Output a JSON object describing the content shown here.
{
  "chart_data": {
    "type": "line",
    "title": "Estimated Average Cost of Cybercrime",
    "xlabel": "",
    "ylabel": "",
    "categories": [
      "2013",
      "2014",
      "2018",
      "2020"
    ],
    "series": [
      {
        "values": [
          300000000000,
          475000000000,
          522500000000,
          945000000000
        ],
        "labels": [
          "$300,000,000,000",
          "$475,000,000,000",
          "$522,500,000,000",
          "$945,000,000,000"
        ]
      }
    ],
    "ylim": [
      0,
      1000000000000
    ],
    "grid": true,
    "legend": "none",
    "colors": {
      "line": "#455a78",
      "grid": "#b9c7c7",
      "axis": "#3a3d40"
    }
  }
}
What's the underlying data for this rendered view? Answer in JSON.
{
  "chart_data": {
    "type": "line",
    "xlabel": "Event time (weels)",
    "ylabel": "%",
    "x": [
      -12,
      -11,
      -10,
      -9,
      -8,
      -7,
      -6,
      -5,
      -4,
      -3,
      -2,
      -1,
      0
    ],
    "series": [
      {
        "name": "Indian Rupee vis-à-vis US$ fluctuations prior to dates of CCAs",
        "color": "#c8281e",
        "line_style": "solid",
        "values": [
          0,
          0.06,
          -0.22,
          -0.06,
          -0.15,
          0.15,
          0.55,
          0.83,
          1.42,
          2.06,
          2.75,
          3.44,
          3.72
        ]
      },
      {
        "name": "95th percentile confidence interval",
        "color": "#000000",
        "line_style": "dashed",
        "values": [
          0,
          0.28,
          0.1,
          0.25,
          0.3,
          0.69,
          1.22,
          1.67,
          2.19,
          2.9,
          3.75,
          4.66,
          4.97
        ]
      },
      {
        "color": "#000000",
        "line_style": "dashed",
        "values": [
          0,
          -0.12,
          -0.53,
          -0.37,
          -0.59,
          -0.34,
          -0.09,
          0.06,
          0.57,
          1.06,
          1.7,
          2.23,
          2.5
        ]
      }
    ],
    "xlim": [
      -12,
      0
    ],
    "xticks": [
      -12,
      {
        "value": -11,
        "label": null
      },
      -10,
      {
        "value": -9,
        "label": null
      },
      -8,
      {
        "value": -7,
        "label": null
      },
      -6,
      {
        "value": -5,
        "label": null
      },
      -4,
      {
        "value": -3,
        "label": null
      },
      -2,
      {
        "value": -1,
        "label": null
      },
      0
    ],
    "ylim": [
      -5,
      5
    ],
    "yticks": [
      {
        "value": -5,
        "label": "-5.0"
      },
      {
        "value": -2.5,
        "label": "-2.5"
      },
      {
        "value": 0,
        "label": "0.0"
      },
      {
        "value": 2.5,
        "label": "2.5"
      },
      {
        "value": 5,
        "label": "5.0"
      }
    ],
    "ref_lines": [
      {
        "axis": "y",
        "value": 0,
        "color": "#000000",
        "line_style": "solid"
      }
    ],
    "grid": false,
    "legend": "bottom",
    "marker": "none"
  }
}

DO THIS:
All of the entries above must be quoted exactly.

EXERCISE OUTPUT:
Output a JSON object describing the content shown here.
{
  "chart_data": {
    "type": "line",
    "title": "Estimated Average Cost of Cybercrime",
    "xlabel": "",
    "ylabel": "",
    "categories": [
      "2013",
      "2014",
      "2018",
      "2020"
    ],
    "series": [
      {
        "values": [
          300000000000,
          475000000000,
          522500000000,
          945000000000
        ],
        "labels": [
          "$300,000,000,000",
          "$475,000,000,000",
          "$522,500,000,000",
          "$945,000,000,000"
        ]
      }
    ],
    "ylim": [
      0,
      1000000000000
    ],
    "grid": true,
    "legend": "none",
    "colors": {
      "line": "#455a78",
      "grid": "#b9c7c7",
      "axis": "#3a3d40"
    }
  }
}
What's the underlying data for this rendered view? Answer in JSON.
{
  "chart_data": {
    "type": "line",
    "xlabel": "Event time (weels)",
    "ylabel": "%",
    "x": [
      -12,
      -11,
      -10,
      -9,
      -8,
      -7,
      -6,
      -5,
      -4,
      -3,
      -2,
      -1,
      0
    ],
    "series": [
      {
        "name": "Indian Rupee vis-à-vis US$ fluctuations prior to dates of CCAs",
        "color": "#c8281e",
        "line_style": "solid",
        "values": [
          0,
          0.06,
          -0.22,
          -0.06,
          -0.15,
          0.15,
          0.55,
          0.83,
          1.42,
          2.06,
          2.75,
          3.44,
          3.72
        ]
      },
      {
        "name": "95th percentile confidence interval",
        "color": "#000000",
        "line_style": "dashed",
        "values": [
          0,
          0.28,
          0.1,
          0.25,
          0.3,
          0.69,
          1.22,
          1.67,
          2.19,
          2.9,
          3.75,
          4.66,
          4.97
        ]
      },
      {
        "color": "#000000",
        "line_style": "dashed",
        "values": [
          0,
          -0.12,
          -0.53,
          -0.37,
          -0.59,
          -0.34,
          -0.09,
          0.06,
          0.57,
          1.06,
          1.7,
          2.23,
          2.5
        ]
      }
    ],
    "xlim": [
      -12,
      0
    ],
    "xticks": [
      -12,
      {
        "value": -11,
        "label": null
      },
      -10,
      {
        "value": -9,
        "label": null
      },
      -8,
      {
        "value": -7,
        "label": null
      },
      -6,
      {
        "value": -5,
        "label": null
      },
      -4,
      {
        "value": -3,
        "label": null
      },
      -2,
      {
        "value": -1,
        "label": null
      },
      0
    ],
    "ylim": [
      -5,
      5
    ],
    "yticks": [
      {
        "value": -5,
        "label": "-5.0"
      },
      {
        "value": -2.5,
        "label": "-2.5"
      },
      {
        "value": 0,
        "label": "0.0"
      },
      {
        "value": 2.5,
        "label": "2.5"
      },
      {
        "value": 5,
        "label": "5.0"
      }
    ],
    "ref_lines": [
      {
        "axis": "y",
        "value": 0,
        "color": "#000000",
        "line_style": "solid"
      }
    ],
    "grid": false,
    "legend": "bottom",
    "marker": "none"
  }
}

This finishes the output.